Task instructions: The listing below is to be output in its exact form.
═══ Extracted data
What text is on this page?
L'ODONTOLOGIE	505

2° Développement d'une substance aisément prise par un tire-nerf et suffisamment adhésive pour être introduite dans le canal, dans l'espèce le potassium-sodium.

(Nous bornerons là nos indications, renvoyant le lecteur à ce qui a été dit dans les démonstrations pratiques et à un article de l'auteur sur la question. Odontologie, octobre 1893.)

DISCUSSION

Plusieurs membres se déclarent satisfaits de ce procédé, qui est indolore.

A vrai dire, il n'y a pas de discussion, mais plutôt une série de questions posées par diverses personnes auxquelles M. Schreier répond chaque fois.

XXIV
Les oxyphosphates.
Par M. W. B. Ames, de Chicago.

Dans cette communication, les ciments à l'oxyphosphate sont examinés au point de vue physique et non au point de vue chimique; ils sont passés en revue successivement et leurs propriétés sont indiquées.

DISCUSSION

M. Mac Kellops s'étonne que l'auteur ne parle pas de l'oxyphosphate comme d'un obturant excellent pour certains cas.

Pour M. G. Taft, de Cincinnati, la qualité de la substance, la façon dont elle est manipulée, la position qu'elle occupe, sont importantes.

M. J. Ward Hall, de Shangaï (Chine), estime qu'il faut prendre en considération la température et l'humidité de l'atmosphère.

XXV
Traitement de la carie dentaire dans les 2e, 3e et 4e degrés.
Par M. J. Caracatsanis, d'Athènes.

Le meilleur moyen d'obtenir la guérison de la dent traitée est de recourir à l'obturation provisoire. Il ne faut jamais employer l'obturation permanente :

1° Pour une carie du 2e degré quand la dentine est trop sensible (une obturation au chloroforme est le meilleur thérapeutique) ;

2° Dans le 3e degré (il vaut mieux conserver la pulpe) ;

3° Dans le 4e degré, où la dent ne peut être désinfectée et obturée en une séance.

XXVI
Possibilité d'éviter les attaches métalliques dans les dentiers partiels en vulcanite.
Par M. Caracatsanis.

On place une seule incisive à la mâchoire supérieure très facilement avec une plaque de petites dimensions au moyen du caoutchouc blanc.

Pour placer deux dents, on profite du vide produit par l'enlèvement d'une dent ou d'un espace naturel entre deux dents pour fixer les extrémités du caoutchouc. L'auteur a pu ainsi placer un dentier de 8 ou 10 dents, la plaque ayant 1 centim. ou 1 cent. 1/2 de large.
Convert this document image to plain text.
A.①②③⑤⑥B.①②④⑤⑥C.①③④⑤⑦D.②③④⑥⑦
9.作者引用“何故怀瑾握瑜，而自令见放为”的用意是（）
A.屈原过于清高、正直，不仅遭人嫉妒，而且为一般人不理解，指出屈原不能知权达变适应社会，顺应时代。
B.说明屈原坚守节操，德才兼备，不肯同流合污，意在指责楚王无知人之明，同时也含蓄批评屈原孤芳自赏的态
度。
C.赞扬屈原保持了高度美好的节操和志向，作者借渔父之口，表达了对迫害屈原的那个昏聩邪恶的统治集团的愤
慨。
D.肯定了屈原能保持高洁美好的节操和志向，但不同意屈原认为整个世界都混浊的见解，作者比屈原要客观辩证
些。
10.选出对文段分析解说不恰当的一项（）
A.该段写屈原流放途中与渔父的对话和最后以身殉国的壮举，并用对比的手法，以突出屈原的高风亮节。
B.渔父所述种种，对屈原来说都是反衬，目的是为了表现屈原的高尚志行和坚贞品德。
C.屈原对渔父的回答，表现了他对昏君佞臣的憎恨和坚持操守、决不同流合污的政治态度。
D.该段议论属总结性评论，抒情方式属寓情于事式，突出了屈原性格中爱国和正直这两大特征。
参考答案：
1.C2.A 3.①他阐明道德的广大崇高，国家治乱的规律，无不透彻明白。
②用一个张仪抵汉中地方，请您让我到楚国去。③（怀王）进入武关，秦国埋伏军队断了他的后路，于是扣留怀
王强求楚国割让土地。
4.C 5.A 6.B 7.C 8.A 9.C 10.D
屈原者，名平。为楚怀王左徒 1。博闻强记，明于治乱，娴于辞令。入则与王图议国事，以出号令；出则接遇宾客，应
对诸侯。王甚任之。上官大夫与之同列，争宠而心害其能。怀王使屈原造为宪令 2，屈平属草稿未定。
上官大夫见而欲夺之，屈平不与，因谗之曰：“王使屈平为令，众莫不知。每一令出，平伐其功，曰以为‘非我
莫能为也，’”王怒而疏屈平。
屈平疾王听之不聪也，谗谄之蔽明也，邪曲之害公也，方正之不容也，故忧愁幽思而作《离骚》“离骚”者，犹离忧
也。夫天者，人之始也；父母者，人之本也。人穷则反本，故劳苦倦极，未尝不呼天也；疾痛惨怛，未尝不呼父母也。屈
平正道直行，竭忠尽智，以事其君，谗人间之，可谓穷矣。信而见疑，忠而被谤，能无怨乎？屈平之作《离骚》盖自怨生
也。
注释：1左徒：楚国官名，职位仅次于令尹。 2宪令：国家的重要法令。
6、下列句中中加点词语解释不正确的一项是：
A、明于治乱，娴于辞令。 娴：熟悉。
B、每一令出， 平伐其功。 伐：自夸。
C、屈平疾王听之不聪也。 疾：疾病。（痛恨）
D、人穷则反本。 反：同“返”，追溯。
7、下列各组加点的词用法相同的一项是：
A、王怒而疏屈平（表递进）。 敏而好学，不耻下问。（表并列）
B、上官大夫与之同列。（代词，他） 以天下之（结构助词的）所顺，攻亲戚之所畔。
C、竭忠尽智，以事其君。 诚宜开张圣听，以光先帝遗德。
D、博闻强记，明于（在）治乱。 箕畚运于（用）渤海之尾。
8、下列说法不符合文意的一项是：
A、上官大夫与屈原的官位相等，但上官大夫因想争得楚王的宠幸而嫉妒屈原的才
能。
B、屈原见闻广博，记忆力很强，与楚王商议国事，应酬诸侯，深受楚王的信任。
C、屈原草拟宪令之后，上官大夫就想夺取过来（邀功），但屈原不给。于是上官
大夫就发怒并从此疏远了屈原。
══════
Solved problem:
What text is on this page?
L'ODONTOLOGIE	505

2° Développement d'une substance aisément prise par un tire-nerf et suffisamment adhésive pour être introduite dans le canal, dans l'espèce le potassium-sodium.

(Nous bornerons là nos indications, renvoyant le lecteur à ce qui a été dit dans les démonstrations pratiques et à un article de l'auteur sur la question. Odontologie, octobre 1893.)

DISCUSSION

Plusieurs membres se déclarent satisfaits de ce procédé, qui est indolore.

A vrai dire, il n'y a pas de discussion, mais plutôt une série de questions posées par diverses personnes auxquelles M. Schreier répond chaque fois.

XXIV
Les oxyphosphates.
Par M. W. B. Ames, de Chicago.

Dans cette communication, les ciments à l'oxyphosphate sont examinés au point de vue physique et non au point de vue chimique; ils sont passés en revue successivement et leurs propriétés sont indiquées.

DISCUSSION

M. Mac Kellops s'étonne que l'auteur ne parle pas de l'oxyphosphate comme d'un obturant excellent pour certains cas.

Pour M. G. Taft, de Cincinnati, la qualité de la substance, la façon dont elle est manipulée, la position qu'elle occupe, sont importantes.

M. J. Ward Hall, de Shangaï (Chine), estime qu'il faut prendre en considération la température et l'humidité de l'atmosphère.

XXV
Traitement de la carie dentaire dans les 2e, 3e et 4e degrés.
Par M. J. Caracatsanis, d'Athènes.

Le meilleur moyen d'obtenir la guérison de la dent traitée est de recourir à l'obturation provisoire. Il ne faut jamais employer l'obturation permanente :

1° Pour une carie du 2e degré quand la dentine est trop sensible (une obturation au chloroforme est le meilleur thérapeutique) ;

2° Dans le 3e degré (il vaut mieux conserver la pulpe) ;

3° Dans le 4e degré, où la dent ne peut être désinfectée et obturée en une séance.

XXVI
Possibilité d'éviter les attaches métalliques dans les dentiers partiels en vulcanite.
Par M. Caracatsanis.

On place une seule incisive à la mâchoire supérieure très facilement avec une plaque de petites dimensions au moyen du caoutchouc blanc.

Pour placer deux dents, on profite du vide produit par l'enlèvement d'une dent ou d'un espace naturel entre deux dents pour fixer les extrémités du caoutchouc. L'auteur a pu ainsi placer un dentier de 8 ou 10 dents, la plaque ayant 1 centim. ou 1 cent. 1/2 de large.
Convert this document image to plain text.
A.①②③⑤⑥B.①②④⑤⑥C.①③④⑤⑦D.②③④⑥⑦
9.作者引用“何故怀瑾握瑜，而自令见放为”的用意是（）
A.屈原过于清高、正直，不仅遭人嫉妒，而且为一般人不理解，指出屈原不能知权达变适应社会，顺应时代。
B.说明屈原坚守节操，德才兼备，不肯同流合污，意在指责楚王无知人之明，同时也含蓄批评屈原孤芳自赏的态
度。
C.赞扬屈原保持了高度美好的节操和志向，作者借渔父之口，表达了对迫害屈原的那个昏聩邪恶的统治集团的愤
慨。
D.肯定了屈原能保持高洁美好的节操和志向，但不同意屈原认为整个世界都混浊的见解，作者比屈原要客观辩证
些。
10.选出对文段分析解说不恰当的一项（）
A.该段写屈原流放途中与渔父的对话和最后以身殉国的壮举，并用对比的手法，以突出屈原的高风亮节。
B.渔父所述种种，对屈原来说都是反衬，目的是为了表现屈原的高尚志行和坚贞品德。
C.屈原对渔父的回答，表现了他对昏君佞臣的憎恨和坚持操守、决不同流合污的政治态度。
D.该段议论属总结性评论，抒情方式属寓情于事式，突出了屈原性格中爱国和正直这两大特征。
参考答案：
1.C2.A 3.①他阐明道德的广大崇高，国家治乱的规律，无不透彻明白。
②用一个张仪抵汉中地方，请您让我到楚国去。③（怀王）进入武关，秦国埋伏军队断了他的后路，于是扣留怀
王强求楚国割让土地。
4.C 5.A 6.B 7.C 8.A 9.C 10.D
屈原者，名平。为楚怀王左徒 1。博闻强记，明于治乱，娴于辞令。入则与王图议国事，以出号令；出则接遇宾客，应
对诸侯。王甚任之。上官大夫与之同列，争宠而心害其能。怀王使屈原造为宪令 2，屈平属草稿未定。
上官大夫见而欲夺之，屈平不与，因谗之曰：“王使屈平为令，众莫不知。每一令出，平伐其功，曰以为‘非我
莫能为也，’”王怒而疏屈平。
屈平疾王听之不聪也，谗谄之蔽明也，邪曲之害公也，方正之不容也，故忧愁幽思而作《离骚》“离骚”者，犹离忧
也。夫天者，人之始也；父母者，人之本也。人穷则反本，故劳苦倦极，未尝不呼天也；疾痛惨怛，未尝不呼父母也。屈
平正道直行，竭忠尽智，以事其君，谗人间之，可谓穷矣。信而见疑，忠而被谤，能无怨乎？屈平之作《离骚》盖自怨生
也。
注释：1左徒：楚国官名，职位仅次于令尹。 2宪令：国家的重要法令。
6、下列句中中加点词语解释不正确的一项是：
A、明于治乱，娴于辞令。 娴：熟悉。
B、每一令出， 平伐其功。 伐：自夸。
C、屈平疾王听之不聪也。 疾：疾病。（痛恨）
D、人穷则反本。 反：同“返”，追溯。
7、下列各组加点的词用法相同的一项是：
A、王怒而疏屈平（表递进）。 敏而好学，不耻下问。（表并列）
B、上官大夫与之同列。（代词，他） 以天下之（结构助词的）所顺，攻亲戚之所畔。
C、竭忠尽智，以事其君。 诚宜开张圣听，以光先帝遗德。
D、博闻强记，明于（在）治乱。 箕畚运于（用）渤海之尾。
8、下列说法不符合文意的一项是：
A、上官大夫与屈原的官位相等，但上官大夫因想争得楚王的宠幸而嫉妒屈原的才
能。
B、屈原见闻广博，记忆力很强，与楚王商议国事，应酬诸侯，深受楚王的信任。
C、屈原草拟宪令之后，上官大夫就想夺取过来（邀功），但屈原不给。于是上官
大夫就发怒并从此疏远了屈原。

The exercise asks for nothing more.